Input for this task:
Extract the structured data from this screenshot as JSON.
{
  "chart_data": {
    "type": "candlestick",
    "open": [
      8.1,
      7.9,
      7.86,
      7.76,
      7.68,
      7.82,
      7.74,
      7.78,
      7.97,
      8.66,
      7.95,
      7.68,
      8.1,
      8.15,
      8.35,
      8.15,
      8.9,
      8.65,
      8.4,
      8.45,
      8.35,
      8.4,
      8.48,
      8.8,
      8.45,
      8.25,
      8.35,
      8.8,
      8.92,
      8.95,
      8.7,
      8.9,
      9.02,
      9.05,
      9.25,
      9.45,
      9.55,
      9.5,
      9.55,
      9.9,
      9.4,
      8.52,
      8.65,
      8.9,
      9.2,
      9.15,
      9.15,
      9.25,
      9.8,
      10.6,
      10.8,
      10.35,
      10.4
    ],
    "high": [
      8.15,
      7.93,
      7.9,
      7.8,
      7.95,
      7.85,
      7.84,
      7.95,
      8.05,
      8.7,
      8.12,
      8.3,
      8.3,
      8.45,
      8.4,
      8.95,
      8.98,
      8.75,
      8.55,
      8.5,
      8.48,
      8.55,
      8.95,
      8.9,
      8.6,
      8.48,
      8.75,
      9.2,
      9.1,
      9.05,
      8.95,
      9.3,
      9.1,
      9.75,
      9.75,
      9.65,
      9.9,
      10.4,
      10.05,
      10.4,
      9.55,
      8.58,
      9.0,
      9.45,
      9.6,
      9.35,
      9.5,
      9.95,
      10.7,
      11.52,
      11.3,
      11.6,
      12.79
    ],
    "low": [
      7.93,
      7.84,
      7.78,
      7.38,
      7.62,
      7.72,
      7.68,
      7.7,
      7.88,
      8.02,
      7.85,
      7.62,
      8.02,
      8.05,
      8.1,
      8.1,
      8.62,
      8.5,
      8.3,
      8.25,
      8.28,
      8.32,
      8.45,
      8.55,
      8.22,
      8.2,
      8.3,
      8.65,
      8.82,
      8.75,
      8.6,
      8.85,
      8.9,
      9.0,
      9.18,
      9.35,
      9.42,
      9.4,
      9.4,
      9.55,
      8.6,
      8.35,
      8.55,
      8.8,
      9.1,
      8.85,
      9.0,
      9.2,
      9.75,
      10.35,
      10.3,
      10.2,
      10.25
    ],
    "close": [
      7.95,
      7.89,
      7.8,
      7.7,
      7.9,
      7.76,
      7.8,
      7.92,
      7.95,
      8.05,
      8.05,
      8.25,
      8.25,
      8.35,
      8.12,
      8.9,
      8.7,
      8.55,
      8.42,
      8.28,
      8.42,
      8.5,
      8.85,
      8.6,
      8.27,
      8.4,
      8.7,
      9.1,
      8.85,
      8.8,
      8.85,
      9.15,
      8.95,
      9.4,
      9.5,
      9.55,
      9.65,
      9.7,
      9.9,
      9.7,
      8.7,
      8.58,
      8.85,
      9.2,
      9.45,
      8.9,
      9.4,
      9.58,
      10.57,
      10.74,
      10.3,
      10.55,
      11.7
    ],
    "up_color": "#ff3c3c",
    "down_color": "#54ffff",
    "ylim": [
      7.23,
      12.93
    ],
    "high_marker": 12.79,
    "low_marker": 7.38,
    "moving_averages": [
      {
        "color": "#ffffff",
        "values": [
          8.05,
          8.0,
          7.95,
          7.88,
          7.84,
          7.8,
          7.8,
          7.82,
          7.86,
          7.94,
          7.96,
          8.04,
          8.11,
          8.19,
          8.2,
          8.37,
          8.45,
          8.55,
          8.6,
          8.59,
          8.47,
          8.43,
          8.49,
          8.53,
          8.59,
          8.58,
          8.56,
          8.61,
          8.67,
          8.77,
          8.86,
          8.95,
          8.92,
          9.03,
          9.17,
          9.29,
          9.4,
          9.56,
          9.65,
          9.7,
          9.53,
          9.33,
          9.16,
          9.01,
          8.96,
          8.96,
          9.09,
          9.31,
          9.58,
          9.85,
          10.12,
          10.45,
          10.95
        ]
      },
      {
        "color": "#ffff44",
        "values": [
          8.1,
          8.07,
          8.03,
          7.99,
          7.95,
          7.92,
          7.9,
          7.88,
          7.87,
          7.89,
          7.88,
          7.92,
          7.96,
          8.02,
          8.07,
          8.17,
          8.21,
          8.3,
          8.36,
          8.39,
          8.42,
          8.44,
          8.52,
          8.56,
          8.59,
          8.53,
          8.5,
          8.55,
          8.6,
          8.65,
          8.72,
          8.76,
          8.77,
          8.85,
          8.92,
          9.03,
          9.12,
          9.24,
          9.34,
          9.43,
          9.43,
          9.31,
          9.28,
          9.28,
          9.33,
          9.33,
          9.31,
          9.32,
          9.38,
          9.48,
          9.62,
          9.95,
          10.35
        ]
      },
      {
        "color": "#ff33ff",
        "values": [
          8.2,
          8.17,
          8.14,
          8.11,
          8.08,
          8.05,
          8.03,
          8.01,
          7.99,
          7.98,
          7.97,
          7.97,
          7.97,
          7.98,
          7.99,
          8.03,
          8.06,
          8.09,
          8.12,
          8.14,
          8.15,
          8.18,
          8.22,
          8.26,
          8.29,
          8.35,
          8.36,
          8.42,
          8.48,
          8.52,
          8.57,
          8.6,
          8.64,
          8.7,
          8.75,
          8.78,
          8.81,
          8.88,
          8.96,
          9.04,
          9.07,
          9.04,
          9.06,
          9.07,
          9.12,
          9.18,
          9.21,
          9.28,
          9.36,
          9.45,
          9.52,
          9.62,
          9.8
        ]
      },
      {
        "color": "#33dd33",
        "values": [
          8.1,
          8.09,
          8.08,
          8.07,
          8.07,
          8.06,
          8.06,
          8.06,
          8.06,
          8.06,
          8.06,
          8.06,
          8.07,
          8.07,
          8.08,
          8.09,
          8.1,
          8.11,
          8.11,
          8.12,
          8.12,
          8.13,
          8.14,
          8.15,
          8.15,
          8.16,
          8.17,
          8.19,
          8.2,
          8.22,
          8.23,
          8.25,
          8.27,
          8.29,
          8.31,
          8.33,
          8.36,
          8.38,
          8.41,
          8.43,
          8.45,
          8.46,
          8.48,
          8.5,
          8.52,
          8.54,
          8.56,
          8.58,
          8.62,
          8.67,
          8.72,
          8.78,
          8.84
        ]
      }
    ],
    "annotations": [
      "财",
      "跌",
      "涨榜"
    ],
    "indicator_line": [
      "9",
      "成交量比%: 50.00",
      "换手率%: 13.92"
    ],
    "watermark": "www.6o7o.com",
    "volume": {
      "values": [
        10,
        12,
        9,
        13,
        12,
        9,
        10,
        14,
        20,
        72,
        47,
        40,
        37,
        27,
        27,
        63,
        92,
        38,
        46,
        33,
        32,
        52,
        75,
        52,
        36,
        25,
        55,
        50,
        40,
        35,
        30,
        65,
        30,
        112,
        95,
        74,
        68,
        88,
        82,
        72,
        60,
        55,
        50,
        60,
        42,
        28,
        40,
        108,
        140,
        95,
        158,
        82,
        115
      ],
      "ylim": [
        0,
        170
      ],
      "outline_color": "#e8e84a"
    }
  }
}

Stated exercise:
All of the entries above must be quoted exactly.

Answer for this exercise:
Extract the structured data from this screenshot as JSON.
{
  "chart_data": {
    "type": "candlestick",
    "open": [
      8.1,
      7.9,
      7.86,
      7.76,
      7.68,
      7.82,
      7.74,
      7.78,
      7.97,
      8.66,
      7.95,
      7.68,
      8.1,
      8.15,
      8.35,
      8.15,
      8.9,
      8.65,
      8.4,
      8.45,
      8.35,
      8.4,
      8.48,
      8.8,
      8.45,
      8.25,
      8.35,
      8.8,
      8.92,
      8.95,
      8.7,
      8.9,
      9.02,
      9.05,
      9.25,
      9.45,
      9.55,
      9.5,
      9.55,
      9.9,
      9.4,
      8.52,
      8.65,
      8.9,
      9.2,
      9.15,
      9.15,
      9.25,
      9.8,
      10.6,
      10.8,
      10.35,
      10.4
    ],
    "high": [
      8.15,
      7.93,
      7.9,
      7.8,
      7.95,
      7.85,
      7.84,
      7.95,
      8.05,
      8.7,
      8.12,
      8.3,
      8.3,
      8.45,
      8.4,
      8.95,
      8.98,
      8.75,
      8.55,
      8.5,
      8.48,
      8.55,
      8.95,
      8.9,
      8.6,
      8.48,
      8.75,
      9.2,
      9.1,
      9.05,
      8.95,
      9.3,
      9.1,
      9.75,
      9.75,
      9.65,
      9.9,
      10.4,
      10.05,
      10.4,
      9.55,
      8.58,
      9.0,
      9.45,
      9.6,
      9.35,
      9.5,
      9.95,
      10.7,
      11.52,
      11.3,
      11.6,
      12.79
    ],
    "low": [
      7.93,
      7.84,
      7.78,
      7.38,
      7.62,
      7.72,
      7.68,
      7.7,
      7.88,
      8.02,
      7.85,
      7.62,
      8.02,
      8.05,
      8.1,
      8.1,
      8.62,
      8.5,
      8.3,
      8.25,
      8.28,
      8.32,
      8.45,
      8.55,
      8.22,
      8.2,
      8.3,
      8.65,
      8.82,
      8.75,
      8.6,
      8.85,
      8.9,
      9.0,
      9.18,
      9.35,
      9.42,
      9.4,
      9.4,
      9.55,
      8.6,
      8.35,
      8.55,
      8.8,
      9.1,
      8.85,
      9.0,
      9.2,
      9.75,
      10.35,
      10.3,
      10.2,
      10.25
    ],
    "close": [
      7.95,
      7.89,
      7.8,
      7.7,
      7.9,
      7.76,
      7.8,
      7.92,
      7.95,
      8.05,
      8.05,
      8.25,
      8.25,
      8.35,
      8.12,
      8.9,
      8.7,
      8.55,
      8.42,
      8.28,
      8.42,
      8.5,
      8.85,
      8.6,
      8.27,
      8.4,
      8.7,
      9.1,
      8.85,
      8.8,
      8.85,
      9.15,
      8.95,
      9.4,
      9.5,
      9.55,
      9.65,
      9.7,
      9.9,
      9.7,
      8.7,
      8.58,
      8.85,
      9.2,
      9.45,
      8.9,
      9.4,
      9.58,
      10.57,
      10.74,
      10.3,
      10.55,
      11.7
    ],
    "up_color": "#ff3c3c",
    "down_color": "#54ffff",
    "ylim": [
      7.23,
      12.93
    ],
    "high_marker": 12.79,
    "low_marker": 7.38,
    "moving_averages": [
      {
        "color": "#ffffff",
        "values": [
          8.05,
          8.0,
          7.95,
          7.88,
          7.84,
          7.8,
          7.8,
          7.82,
          7.86,
          7.94,
          7.96,
          8.04,
          8.11,
          8.19,
          8.2,
          8.37,
          8.45,
          8.55,
          8.6,
          8.59,
          8.47,
          8.43,
          8.49,
          8.53,
          8.59,
          8.58,
          8.56,
          8.61,
          8.67,
          8.77,
          8.86,
          8.95,
          8.92,
          9.03,
          9.17,
          9.29,
          9.4,
          9.56,
          9.65,
          9.7,
          9.53,
          9.33,
          9.16,
          9.01,
          8.96,
          8.96,
          9.09,
          9.31,
          9.58,
          9.85,
          10.12,
          10.45,
          10.95
        ]
      },
      {
        "color": "#ffff44",
        "values": [
          8.1,
          8.07,
          8.03,
          7.99,
          7.95,
          7.92,
          7.9,
          7.88,
          7.87,
          7.89,
          7.88,
          7.92,
          7.96,
          8.02,
          8.07,
          8.17,
          8.21,
          8.3,
          8.36,
          8.39,
          8.42,
          8.44,
          8.52,
          8.56,
          8.59,
          8.53,
          8.5,
          8.55,
          8.6,
          8.65,
          8.72,
          8.76,
          8.77,
          8.85,
          8.92,
          9.03,
          9.12,
          9.24,
          9.34,
          9.43,
          9.43,
          9.31,
          9.28,
          9.28,
          9.33,
          9.33,
          9.31,
          9.32,
          9.38,
          9.48,
          9.62,
          9.95,
          10.35
        ]
      },
      {
        "color": "#ff33ff",
        "values": [
          8.2,
          8.17,
          8.14,
          8.11,
          8.08,
          8.05,
          8.03,
          8.01,
          7.99,
          7.98,
          7.97,
          7.97,
          7.97,
          7.98,
          7.99,
          8.03,
          8.06,
          8.09,
          8.12,
          8.14,
          8.15,
          8.18,
          8.22,
          8.26,
          8.29,
          8.35,
          8.36,
          8.42,
          8.48,
          8.52,
          8.57,
          8.6,
          8.64,
          8.7,
          8.75,
          8.78,
          8.81,
          8.88,
          8.96,
          9.04,
          9.07,
          9.04,
          9.06,
          9.07,
          9.12,
          9.18,
          9.21,
          9.28,
          9.36,
          9.45,
          9.52,
          9.62,
          9.8
        ]
      },
      {
        "color": "#33dd33",
        "values": [
          8.1,
          8.09,
          8.08,
          8.07,
          8.07,
          8.06,
          8.06,
          8.06,
          8.06,
          8.06,
          8.06,
          8.06,
          8.07,
          8.07,
          8.08,
          8.09,
          8.1,
          8.11,
          8.11,
          8.12,
          8.12,
          8.13,
          8.14,
          8.15,
          8.15,
          8.16,
          8.17,
          8.19,
          8.2,
          8.22,
          8.23,
          8.25,
          8.27,
          8.29,
          8.31,
          8.33,
          8.36,
          8.38,
          8.41,
          8.43,
          8.45,
          8.46,
          8.48,
          8.5,
          8.52,
          8.54,
          8.56,
          8.58,
          8.62,
          8.67,
          8.72,
          8.78,
          8.84
        ]
      }
    ],
    "annotations": [
      "财",
      "跌",
      "涨榜"
    ],
    "indicator_line": [
      "9",
      "成交量比%: 50.00",
      "换手率%: 13.92"
    ],
    "watermark": "www.6o7o.com",
    "volume": {
      "values": [
        10,
        12,
        9,
        13,
        12,
        9,
        10,
        14,
        20,
        72,
        47,
        40,
        37,
        27,
        27,
        63,
        92,
        38,
        46,
        33,
        32,
        52,
        75,
        52,
        36,
        25,
        55,
        50,
        40,
        35,
        30,
        65,
        30,
        112,
        95,
        74,
        68,
        88,
        82,
        72,
        60,
        55,
        50,
        60,
        42,
        28,
        40,
        108,
        140,
        95,
        158,
        82,
        115
      ],
      "ylim": [
        0,
        170
      ],
      "outline_color": "#e8e84a"
    }
  }
}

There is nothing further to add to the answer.